==== Entries

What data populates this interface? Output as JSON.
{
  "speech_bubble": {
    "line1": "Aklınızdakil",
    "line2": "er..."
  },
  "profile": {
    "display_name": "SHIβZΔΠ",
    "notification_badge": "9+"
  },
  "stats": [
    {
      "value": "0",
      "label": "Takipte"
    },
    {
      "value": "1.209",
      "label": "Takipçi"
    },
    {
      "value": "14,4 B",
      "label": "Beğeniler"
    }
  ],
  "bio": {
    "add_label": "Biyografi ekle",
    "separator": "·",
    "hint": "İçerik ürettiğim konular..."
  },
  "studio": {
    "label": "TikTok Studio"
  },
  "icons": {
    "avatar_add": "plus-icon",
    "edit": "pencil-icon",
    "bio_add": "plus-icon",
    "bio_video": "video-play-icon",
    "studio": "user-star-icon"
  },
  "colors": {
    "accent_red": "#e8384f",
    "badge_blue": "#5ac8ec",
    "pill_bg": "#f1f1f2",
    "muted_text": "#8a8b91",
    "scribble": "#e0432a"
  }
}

========

Work out how many lines of the data above contain the string "plus" and give the number alone.

* Exercise output: 2